WHAT TO WORK ON: Work through the data line by line, gathering every line that has the word "with".

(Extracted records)
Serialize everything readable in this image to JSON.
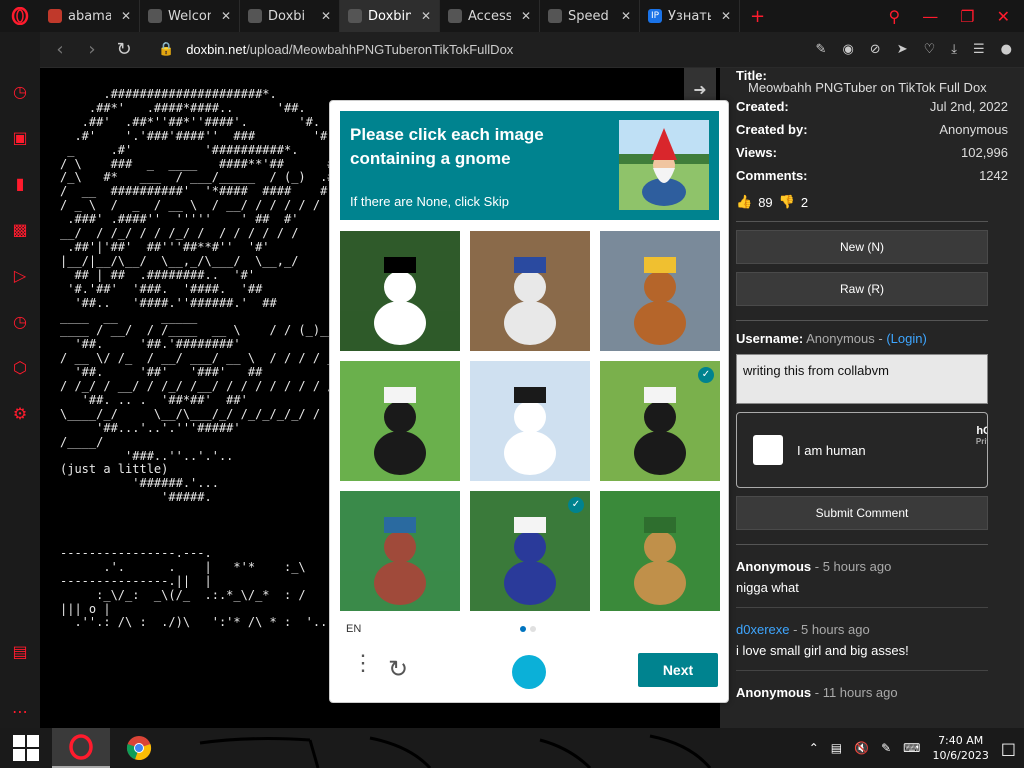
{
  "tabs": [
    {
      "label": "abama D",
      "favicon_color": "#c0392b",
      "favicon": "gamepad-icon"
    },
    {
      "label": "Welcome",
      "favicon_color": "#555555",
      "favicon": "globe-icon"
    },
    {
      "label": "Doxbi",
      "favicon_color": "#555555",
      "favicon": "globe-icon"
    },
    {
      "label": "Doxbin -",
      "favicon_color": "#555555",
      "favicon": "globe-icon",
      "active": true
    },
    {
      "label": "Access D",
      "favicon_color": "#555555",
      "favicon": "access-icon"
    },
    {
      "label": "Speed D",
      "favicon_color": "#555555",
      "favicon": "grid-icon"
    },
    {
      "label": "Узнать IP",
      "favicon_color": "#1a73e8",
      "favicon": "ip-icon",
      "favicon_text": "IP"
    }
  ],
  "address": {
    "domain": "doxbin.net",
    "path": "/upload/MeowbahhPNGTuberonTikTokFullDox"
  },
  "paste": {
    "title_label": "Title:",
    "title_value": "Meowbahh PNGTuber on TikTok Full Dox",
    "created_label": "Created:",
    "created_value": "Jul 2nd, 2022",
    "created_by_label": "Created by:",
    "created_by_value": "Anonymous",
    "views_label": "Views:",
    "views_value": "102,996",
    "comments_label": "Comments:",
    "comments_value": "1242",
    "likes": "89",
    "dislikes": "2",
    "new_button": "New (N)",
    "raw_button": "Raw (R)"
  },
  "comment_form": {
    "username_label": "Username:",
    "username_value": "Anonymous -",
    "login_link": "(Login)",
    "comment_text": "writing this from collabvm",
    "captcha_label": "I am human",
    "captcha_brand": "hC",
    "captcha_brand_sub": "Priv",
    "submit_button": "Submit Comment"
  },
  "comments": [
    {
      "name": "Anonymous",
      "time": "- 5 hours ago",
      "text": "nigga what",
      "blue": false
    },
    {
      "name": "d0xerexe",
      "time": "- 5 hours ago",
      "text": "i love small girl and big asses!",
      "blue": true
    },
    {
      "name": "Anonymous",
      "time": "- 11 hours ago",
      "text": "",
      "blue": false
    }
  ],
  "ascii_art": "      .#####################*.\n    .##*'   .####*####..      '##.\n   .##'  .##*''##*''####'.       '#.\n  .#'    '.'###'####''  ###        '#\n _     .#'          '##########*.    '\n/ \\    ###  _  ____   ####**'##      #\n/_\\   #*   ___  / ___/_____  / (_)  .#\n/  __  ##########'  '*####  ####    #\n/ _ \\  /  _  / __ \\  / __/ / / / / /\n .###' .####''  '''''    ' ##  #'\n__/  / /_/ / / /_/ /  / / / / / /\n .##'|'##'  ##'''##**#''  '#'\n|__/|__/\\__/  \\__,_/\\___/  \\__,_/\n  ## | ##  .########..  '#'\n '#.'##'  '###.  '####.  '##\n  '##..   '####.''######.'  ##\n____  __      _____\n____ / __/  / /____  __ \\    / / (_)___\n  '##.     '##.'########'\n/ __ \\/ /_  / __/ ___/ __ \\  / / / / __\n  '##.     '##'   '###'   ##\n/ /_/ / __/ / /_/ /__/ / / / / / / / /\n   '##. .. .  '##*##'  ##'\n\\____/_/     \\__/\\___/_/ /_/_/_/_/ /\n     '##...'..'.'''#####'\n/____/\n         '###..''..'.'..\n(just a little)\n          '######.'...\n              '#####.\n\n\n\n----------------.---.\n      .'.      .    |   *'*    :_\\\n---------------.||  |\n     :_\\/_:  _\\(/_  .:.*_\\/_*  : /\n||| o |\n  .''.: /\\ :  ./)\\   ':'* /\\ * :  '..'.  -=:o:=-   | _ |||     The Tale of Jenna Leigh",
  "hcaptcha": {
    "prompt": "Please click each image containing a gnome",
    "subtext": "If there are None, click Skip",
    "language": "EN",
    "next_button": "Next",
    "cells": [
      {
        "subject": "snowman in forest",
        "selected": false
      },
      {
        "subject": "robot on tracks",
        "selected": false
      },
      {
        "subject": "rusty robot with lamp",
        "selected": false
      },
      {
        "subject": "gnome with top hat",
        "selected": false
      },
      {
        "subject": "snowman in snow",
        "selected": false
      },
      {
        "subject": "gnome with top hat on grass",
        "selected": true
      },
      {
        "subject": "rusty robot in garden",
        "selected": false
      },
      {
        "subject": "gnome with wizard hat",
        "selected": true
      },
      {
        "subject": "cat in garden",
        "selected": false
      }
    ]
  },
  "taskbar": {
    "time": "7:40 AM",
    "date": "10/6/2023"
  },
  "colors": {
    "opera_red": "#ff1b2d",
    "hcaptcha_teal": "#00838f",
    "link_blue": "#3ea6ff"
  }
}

EXERCISE RESPONSE:
        "subject": "rusty robot with lamp",
        "subject": "gnome with top hat",
        "subject": "gnome with top hat on grass",
        "subject": "gnome with wizard hat",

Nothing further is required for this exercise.